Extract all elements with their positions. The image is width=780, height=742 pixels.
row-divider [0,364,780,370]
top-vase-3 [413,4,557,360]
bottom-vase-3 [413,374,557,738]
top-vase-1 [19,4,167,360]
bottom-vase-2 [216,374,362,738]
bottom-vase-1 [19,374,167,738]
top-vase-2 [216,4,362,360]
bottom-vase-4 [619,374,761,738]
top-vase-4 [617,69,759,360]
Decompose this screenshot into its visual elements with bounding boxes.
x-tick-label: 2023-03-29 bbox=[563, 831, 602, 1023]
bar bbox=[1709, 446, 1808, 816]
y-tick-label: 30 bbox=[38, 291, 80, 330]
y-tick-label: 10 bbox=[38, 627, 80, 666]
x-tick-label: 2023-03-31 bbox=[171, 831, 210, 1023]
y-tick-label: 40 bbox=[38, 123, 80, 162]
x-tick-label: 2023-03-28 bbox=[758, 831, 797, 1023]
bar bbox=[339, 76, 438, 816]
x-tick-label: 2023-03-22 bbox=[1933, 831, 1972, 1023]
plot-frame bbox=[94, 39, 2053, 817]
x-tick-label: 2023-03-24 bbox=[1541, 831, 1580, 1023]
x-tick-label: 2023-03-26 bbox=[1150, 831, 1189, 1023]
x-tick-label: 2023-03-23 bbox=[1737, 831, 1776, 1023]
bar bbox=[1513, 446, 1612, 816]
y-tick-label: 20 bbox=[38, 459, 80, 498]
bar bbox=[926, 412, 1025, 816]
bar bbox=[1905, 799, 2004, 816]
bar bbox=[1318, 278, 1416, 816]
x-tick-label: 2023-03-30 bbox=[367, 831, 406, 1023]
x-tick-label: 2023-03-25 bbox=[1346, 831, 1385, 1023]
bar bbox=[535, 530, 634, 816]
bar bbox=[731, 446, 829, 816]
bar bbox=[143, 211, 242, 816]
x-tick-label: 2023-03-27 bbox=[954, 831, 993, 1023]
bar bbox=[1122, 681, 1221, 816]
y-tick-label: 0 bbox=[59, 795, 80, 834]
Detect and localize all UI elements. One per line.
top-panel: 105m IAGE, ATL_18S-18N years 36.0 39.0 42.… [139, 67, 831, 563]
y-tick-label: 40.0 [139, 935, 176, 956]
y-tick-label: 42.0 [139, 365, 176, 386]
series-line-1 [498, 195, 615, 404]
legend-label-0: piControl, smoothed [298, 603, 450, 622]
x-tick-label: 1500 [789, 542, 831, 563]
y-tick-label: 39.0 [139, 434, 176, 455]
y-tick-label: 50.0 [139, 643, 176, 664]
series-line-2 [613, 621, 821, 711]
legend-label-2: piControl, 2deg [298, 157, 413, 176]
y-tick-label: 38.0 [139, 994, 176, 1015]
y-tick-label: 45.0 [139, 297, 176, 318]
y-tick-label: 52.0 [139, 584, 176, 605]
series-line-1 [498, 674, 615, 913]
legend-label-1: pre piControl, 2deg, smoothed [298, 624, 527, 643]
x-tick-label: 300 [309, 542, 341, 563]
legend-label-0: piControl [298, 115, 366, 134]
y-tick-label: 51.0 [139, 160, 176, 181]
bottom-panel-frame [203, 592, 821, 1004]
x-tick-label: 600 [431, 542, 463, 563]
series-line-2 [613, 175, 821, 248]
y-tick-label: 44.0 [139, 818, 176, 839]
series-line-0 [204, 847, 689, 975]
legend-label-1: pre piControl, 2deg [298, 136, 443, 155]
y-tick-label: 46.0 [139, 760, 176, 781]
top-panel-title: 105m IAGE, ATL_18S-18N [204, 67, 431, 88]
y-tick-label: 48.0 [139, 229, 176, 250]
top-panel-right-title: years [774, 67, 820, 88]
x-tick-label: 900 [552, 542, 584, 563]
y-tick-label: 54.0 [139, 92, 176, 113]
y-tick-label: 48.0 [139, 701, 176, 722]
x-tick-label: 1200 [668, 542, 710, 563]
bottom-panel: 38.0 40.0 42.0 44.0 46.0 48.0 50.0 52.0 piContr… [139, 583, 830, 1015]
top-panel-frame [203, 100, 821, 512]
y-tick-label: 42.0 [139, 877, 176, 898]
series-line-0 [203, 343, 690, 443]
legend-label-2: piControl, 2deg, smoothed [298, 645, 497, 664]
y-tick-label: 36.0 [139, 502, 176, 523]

━━━

Copy the listing above line for line, without changing a single character.

Extract all elements with their positions. The image is width=780, height=742 pixels.
row-divider [0,364,780,370]
top-vase-3 [413,4,557,360]
bottom-vase-3 [413,374,557,738]
top-vase-1 [19,4,167,360]
bottom-vase-2 [216,374,362,738]
bottom-vase-1 [19,374,167,738]
top-vase-2 [216,4,362,360]
bottom-vase-4 [619,374,761,738]
top-vase-4 [617,69,759,360]
Decompose this screenshot into its visual elements with bounding boxes.
x-tick-label: 2023-03-29 bbox=[563, 831, 602, 1023]
bar bbox=[1709, 446, 1808, 816]
y-tick-label: 30 bbox=[38, 291, 80, 330]
y-tick-label: 10 bbox=[38, 627, 80, 666]
x-tick-label: 2023-03-31 bbox=[171, 831, 210, 1023]
y-tick-label: 40 bbox=[38, 123, 80, 162]
x-tick-label: 2023-03-28 bbox=[758, 831, 797, 1023]
bar bbox=[339, 76, 438, 816]
x-tick-label: 2023-03-22 bbox=[1933, 831, 1972, 1023]
plot-frame bbox=[94, 39, 2053, 817]
x-tick-label: 2023-03-24 bbox=[1541, 831, 1580, 1023]
x-tick-label: 2023-03-26 bbox=[1150, 831, 1189, 1023]
x-tick-label: 2023-03-23 bbox=[1737, 831, 1776, 1023]
bar bbox=[1513, 446, 1612, 816]
y-tick-label: 20 bbox=[38, 459, 80, 498]
bar bbox=[926, 412, 1025, 816]
bar bbox=[1905, 799, 2004, 816]
bar bbox=[1318, 278, 1416, 816]
x-tick-label: 2023-03-30 bbox=[367, 831, 406, 1023]
x-tick-label: 2023-03-25 bbox=[1346, 831, 1385, 1023]
bar bbox=[535, 530, 634, 816]
bar bbox=[731, 446, 829, 816]
bar bbox=[143, 211, 242, 816]
x-tick-label: 2023-03-27 bbox=[954, 831, 993, 1023]
bar bbox=[1122, 681, 1221, 816]
y-tick-label: 0 bbox=[59, 795, 80, 834]
Detect and localize all UI elements. One per line.
top-panel: 105m IAGE, ATL_18S-18N years 36.0 39.0 42.… [139, 67, 831, 563]
y-tick-label: 40.0 [139, 935, 176, 956]
y-tick-label: 42.0 [139, 365, 176, 386]
series-line-1 [498, 195, 615, 404]
legend-label-0: piControl, smoothed [298, 603, 450, 622]
x-tick-label: 1500 [789, 542, 831, 563]
y-tick-label: 39.0 [139, 434, 176, 455]
y-tick-label: 50.0 [139, 643, 176, 664]
series-line-2 [613, 621, 821, 711]
legend-label-2: piControl, 2deg [298, 157, 413, 176]
y-tick-label: 38.0 [139, 994, 176, 1015]
y-tick-label: 45.0 [139, 297, 176, 318]
y-tick-label: 52.0 [139, 584, 176, 605]
series-line-1 [498, 674, 615, 913]
legend-label-1: pre piControl, 2deg, smoothed [298, 624, 527, 643]
x-tick-label: 300 [309, 542, 341, 563]
legend-label-0: piControl [298, 115, 366, 134]
y-tick-label: 51.0 [139, 160, 176, 181]
bottom-panel-frame [203, 592, 821, 1004]
x-tick-label: 600 [431, 542, 463, 563]
series-line-2 [613, 175, 821, 248]
y-tick-label: 44.0 [139, 818, 176, 839]
series-line-0 [204, 847, 689, 975]
legend-label-1: pre piControl, 2deg [298, 136, 443, 155]
y-tick-label: 46.0 [139, 760, 176, 781]
top-panel-title: 105m IAGE, ATL_18S-18N [204, 67, 431, 88]
y-tick-label: 48.0 [139, 229, 176, 250]
top-panel-right-title: years [774, 67, 820, 88]
x-tick-label: 900 [552, 542, 584, 563]
y-tick-label: 54.0 [139, 92, 176, 113]
y-tick-label: 48.0 [139, 701, 176, 722]
x-tick-label: 1200 [668, 542, 710, 563]
bottom-panel: 38.0 40.0 42.0 44.0 46.0 48.0 50.0 52.0 piContr… [139, 583, 830, 1015]
top-panel-frame [203, 100, 821, 512]
y-tick-label: 42.0 [139, 877, 176, 898]
series-line-0 [203, 343, 690, 443]
legend-label-2: piControl, 2deg, smoothed [298, 645, 497, 664]
y-tick-label: 36.0 [139, 502, 176, 523]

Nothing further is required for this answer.